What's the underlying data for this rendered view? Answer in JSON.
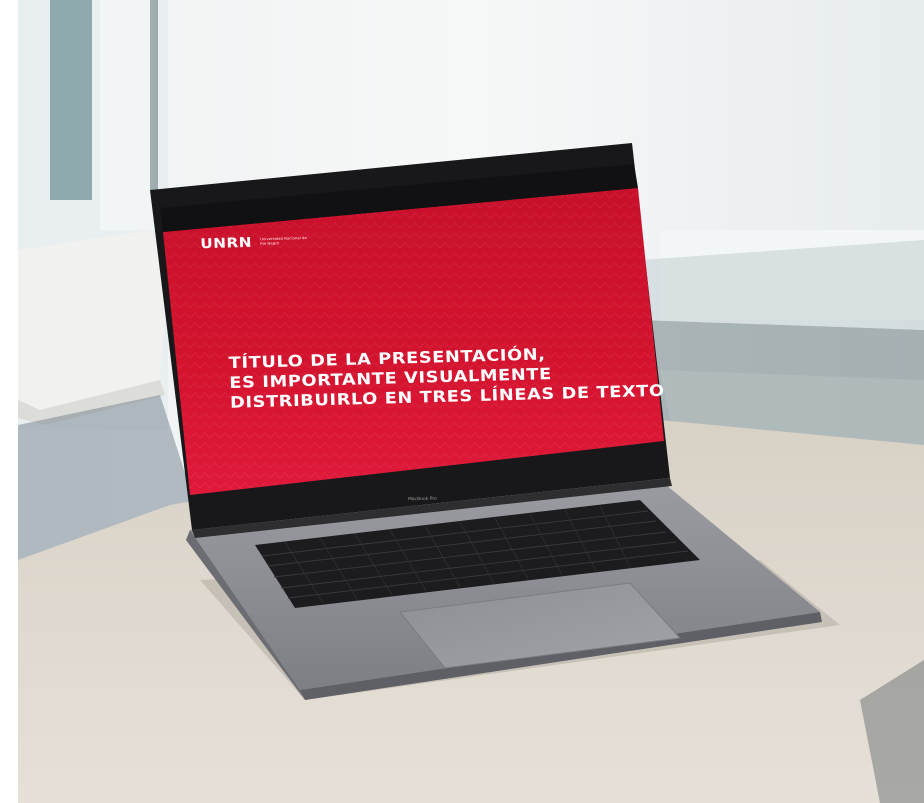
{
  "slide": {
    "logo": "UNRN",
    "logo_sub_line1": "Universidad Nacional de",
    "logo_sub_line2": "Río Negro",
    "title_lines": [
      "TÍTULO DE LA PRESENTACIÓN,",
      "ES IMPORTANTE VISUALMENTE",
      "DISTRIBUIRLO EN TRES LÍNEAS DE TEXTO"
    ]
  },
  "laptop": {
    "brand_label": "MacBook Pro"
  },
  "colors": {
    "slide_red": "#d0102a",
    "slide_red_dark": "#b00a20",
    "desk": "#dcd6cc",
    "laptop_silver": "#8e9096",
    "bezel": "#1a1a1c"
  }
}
········
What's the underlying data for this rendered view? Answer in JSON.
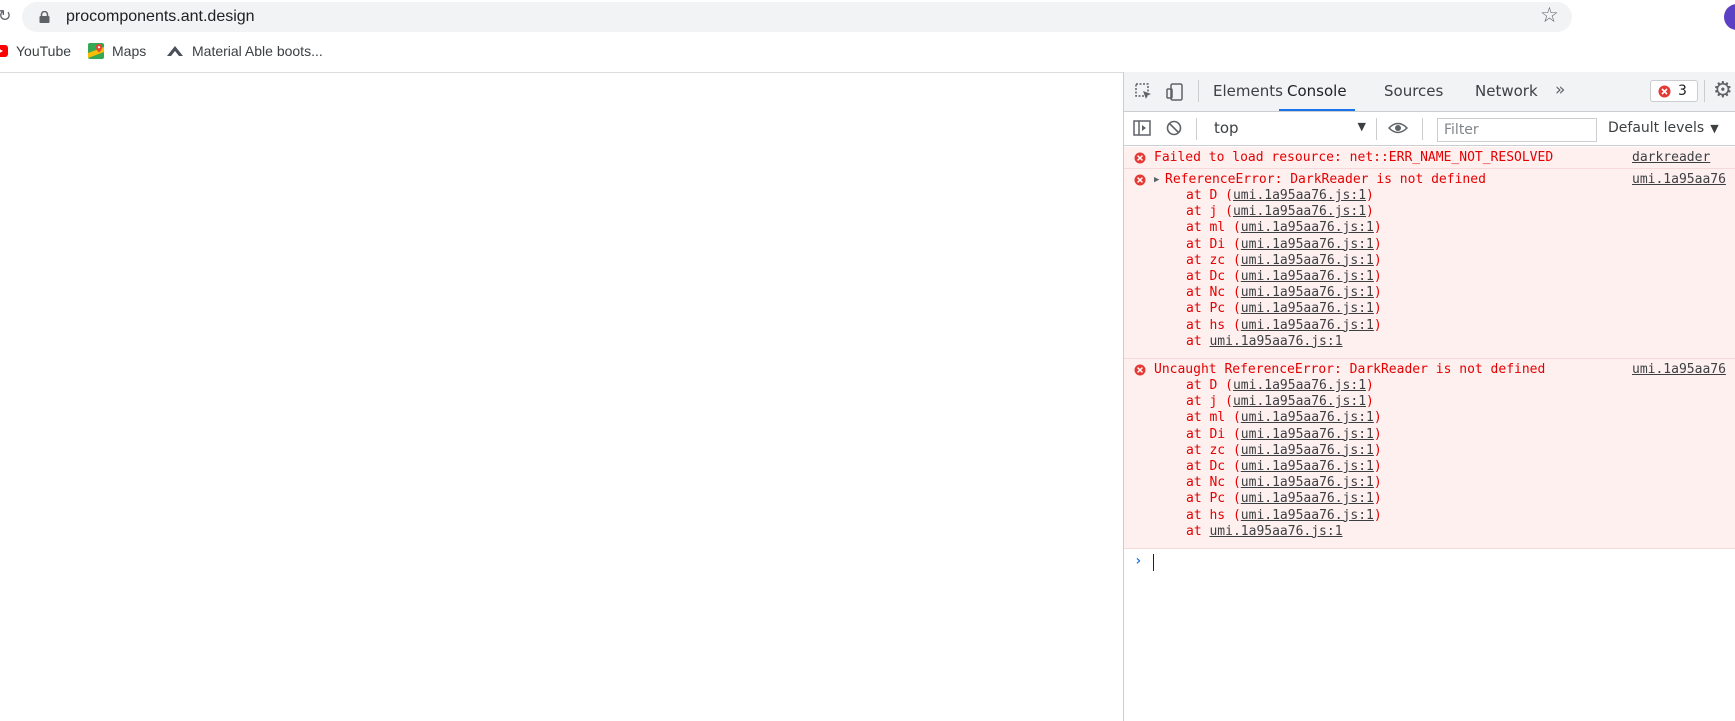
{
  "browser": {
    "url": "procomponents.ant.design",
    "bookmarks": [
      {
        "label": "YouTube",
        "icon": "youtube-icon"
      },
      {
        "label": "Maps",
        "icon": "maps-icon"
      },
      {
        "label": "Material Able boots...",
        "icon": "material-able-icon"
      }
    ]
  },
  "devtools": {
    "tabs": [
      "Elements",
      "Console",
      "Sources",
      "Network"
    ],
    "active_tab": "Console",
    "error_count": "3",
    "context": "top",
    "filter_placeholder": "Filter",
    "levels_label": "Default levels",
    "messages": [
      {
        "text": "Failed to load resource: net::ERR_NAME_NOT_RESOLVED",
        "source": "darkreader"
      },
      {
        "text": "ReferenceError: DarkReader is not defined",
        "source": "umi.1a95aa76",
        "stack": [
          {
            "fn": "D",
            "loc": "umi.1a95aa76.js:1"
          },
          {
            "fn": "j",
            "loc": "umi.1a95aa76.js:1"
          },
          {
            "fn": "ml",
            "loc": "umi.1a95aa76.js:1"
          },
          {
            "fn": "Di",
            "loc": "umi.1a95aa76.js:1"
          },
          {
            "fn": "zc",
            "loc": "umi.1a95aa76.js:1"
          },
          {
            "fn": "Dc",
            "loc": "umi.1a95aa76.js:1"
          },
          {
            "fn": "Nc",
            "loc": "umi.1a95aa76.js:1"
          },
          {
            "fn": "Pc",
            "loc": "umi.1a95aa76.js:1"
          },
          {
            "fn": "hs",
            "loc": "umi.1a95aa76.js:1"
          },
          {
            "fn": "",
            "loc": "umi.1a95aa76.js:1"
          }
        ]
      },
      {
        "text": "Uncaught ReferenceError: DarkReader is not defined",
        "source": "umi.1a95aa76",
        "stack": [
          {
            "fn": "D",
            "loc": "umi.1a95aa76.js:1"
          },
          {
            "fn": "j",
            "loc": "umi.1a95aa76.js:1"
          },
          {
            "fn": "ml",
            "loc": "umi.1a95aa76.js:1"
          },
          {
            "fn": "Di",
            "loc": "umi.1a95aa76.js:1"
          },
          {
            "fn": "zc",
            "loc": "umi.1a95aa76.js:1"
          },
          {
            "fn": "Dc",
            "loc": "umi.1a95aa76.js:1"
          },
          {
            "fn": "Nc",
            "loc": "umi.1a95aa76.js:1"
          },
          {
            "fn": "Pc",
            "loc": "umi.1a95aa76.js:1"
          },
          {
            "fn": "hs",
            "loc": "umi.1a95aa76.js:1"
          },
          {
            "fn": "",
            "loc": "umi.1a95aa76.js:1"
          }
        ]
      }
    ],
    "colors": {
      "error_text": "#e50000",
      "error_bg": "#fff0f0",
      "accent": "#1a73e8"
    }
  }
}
········
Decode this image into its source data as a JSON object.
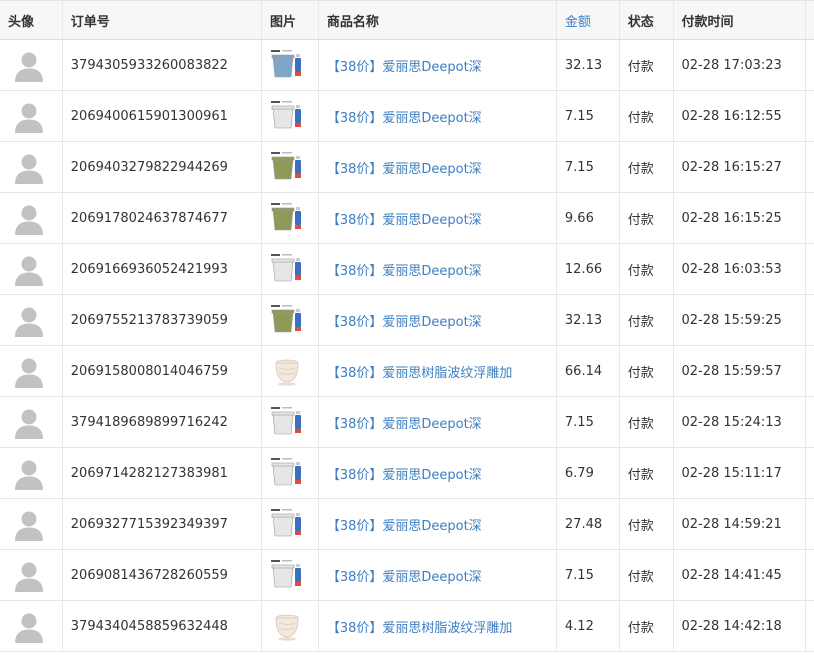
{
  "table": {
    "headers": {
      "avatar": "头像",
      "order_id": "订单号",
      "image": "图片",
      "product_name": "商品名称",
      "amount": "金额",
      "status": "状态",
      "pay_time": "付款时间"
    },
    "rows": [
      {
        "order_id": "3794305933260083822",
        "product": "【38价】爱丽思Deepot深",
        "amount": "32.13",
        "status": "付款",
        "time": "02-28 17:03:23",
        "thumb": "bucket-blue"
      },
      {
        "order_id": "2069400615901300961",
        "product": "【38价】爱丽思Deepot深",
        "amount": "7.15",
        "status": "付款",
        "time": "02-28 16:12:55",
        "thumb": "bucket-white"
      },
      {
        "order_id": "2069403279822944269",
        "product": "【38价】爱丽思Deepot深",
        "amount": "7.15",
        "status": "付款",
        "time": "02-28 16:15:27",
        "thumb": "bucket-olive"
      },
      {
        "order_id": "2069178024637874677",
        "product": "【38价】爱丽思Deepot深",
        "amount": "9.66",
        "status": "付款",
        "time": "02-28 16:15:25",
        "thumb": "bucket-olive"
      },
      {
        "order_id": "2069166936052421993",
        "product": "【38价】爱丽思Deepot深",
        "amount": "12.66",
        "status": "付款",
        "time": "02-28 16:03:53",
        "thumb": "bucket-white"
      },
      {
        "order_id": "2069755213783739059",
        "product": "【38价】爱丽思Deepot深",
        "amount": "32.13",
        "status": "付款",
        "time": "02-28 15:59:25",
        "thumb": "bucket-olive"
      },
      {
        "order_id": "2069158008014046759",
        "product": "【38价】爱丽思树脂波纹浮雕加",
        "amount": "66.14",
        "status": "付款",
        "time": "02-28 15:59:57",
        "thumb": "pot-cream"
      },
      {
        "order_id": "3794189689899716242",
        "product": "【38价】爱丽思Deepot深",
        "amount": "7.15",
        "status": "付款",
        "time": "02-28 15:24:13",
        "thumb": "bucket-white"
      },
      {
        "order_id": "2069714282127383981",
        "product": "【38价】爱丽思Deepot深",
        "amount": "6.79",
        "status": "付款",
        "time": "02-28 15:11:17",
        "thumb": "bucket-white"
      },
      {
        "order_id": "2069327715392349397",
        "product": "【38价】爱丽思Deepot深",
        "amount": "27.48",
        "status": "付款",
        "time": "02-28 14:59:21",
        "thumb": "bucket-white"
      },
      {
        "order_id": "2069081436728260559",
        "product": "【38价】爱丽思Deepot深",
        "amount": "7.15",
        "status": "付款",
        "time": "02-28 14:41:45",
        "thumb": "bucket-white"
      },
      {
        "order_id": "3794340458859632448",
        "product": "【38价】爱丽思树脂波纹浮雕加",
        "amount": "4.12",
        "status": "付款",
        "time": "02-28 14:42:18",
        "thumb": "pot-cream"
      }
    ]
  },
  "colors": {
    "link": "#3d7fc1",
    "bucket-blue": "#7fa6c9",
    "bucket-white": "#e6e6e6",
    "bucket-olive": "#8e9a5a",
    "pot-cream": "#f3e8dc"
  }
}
········
WHAT THE TASK ASKS -
Return every line above in which the string "icon" occurs.

THE OUTPUT -
        "icon": "youtube-icon"
        "icon": "maps-icon"
        "icon": "material-able-icon"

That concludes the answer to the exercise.